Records
^^^^

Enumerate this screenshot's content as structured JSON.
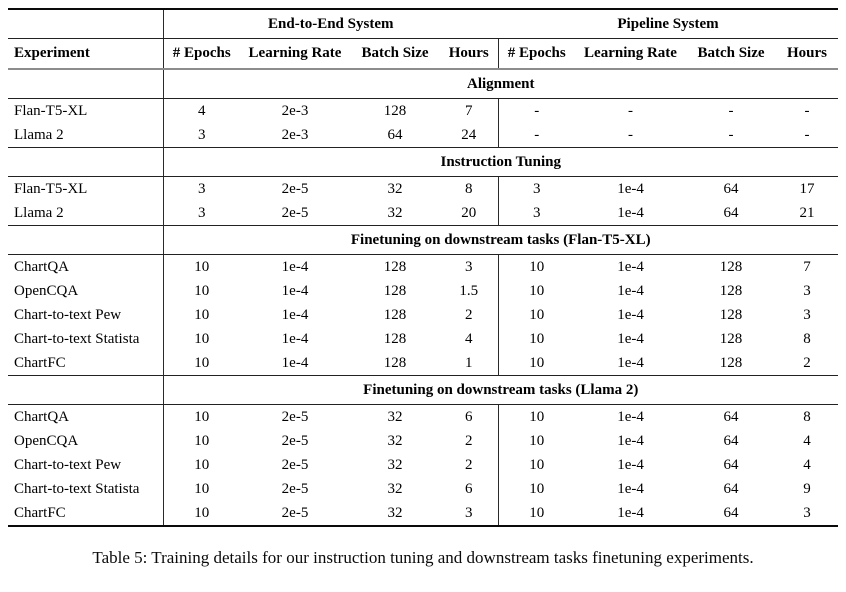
{
  "table": {
    "group_headers": [
      {
        "label": "End-to-End System"
      },
      {
        "label": "Pipeline System"
      }
    ],
    "columns": [
      "Experiment",
      "# Epochs",
      "Learning Rate",
      "Batch Size",
      "Hours",
      "# Epochs",
      "Learning Rate",
      "Batch Size",
      "Hours"
    ],
    "sections": [
      {
        "title": "Alignment",
        "rows": [
          {
            "experiment": "Flan-T5-XL",
            "e2e": [
              "4",
              "2e-3",
              "128",
              "7"
            ],
            "pipeline": [
              "-",
              "-",
              "-",
              "-"
            ]
          },
          {
            "experiment": "Llama 2",
            "e2e": [
              "3",
              "2e-3",
              "64",
              "24"
            ],
            "pipeline": [
              "-",
              "-",
              "-",
              "-"
            ]
          }
        ]
      },
      {
        "title": "Instruction Tuning",
        "rows": [
          {
            "experiment": "Flan-T5-XL",
            "e2e": [
              "3",
              "2e-5",
              "32",
              "8"
            ],
            "pipeline": [
              "3",
              "1e-4",
              "64",
              "17"
            ]
          },
          {
            "experiment": "Llama 2",
            "e2e": [
              "3",
              "2e-5",
              "32",
              "20"
            ],
            "pipeline": [
              "3",
              "1e-4",
              "64",
              "21"
            ]
          }
        ]
      },
      {
        "title": "Finetuning on downstream tasks (Flan-T5-XL)",
        "rows": [
          {
            "experiment": "ChartQA",
            "e2e": [
              "10",
              "1e-4",
              "128",
              "3"
            ],
            "pipeline": [
              "10",
              "1e-4",
              "128",
              "7"
            ]
          },
          {
            "experiment": "OpenCQA",
            "e2e": [
              "10",
              "1e-4",
              "128",
              "1.5"
            ],
            "pipeline": [
              "10",
              "1e-4",
              "128",
              "3"
            ]
          },
          {
            "experiment": "Chart-to-text Pew",
            "e2e": [
              "10",
              "1e-4",
              "128",
              "2"
            ],
            "pipeline": [
              "10",
              "1e-4",
              "128",
              "3"
            ]
          },
          {
            "experiment": "Chart-to-text Statista",
            "e2e": [
              "10",
              "1e-4",
              "128",
              "4"
            ],
            "pipeline": [
              "10",
              "1e-4",
              "128",
              "8"
            ]
          },
          {
            "experiment": "ChartFC",
            "e2e": [
              "10",
              "1e-4",
              "128",
              "1"
            ],
            "pipeline": [
              "10",
              "1e-4",
              "128",
              "2"
            ]
          }
        ]
      },
      {
        "title": "Finetuning on downstream tasks (Llama 2)",
        "rows": [
          {
            "experiment": "ChartQA",
            "e2e": [
              "10",
              "2e-5",
              "32",
              "6"
            ],
            "pipeline": [
              "10",
              "1e-4",
              "64",
              "8"
            ]
          },
          {
            "experiment": "OpenCQA",
            "e2e": [
              "10",
              "2e-5",
              "32",
              "2"
            ],
            "pipeline": [
              "10",
              "1e-4",
              "64",
              "4"
            ]
          },
          {
            "experiment": "Chart-to-text Pew",
            "e2e": [
              "10",
              "2e-5",
              "32",
              "2"
            ],
            "pipeline": [
              "10",
              "1e-4",
              "64",
              "4"
            ]
          },
          {
            "experiment": "Chart-to-text Statista",
            "e2e": [
              "10",
              "2e-5",
              "32",
              "6"
            ],
            "pipeline": [
              "10",
              "1e-4",
              "64",
              "9"
            ]
          },
          {
            "experiment": "ChartFC",
            "e2e": [
              "10",
              "2e-5",
              "32",
              "3"
            ],
            "pipeline": [
              "10",
              "1e-4",
              "64",
              "3"
            ]
          }
        ]
      }
    ]
  },
  "caption": "Table 5: Training details for our instruction tuning and downstream tasks finetuning experiments."
}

^^^^

» **Task details**
From the listing, tally every line with the word "title" in it and give only the tally.

» **Complete output**
4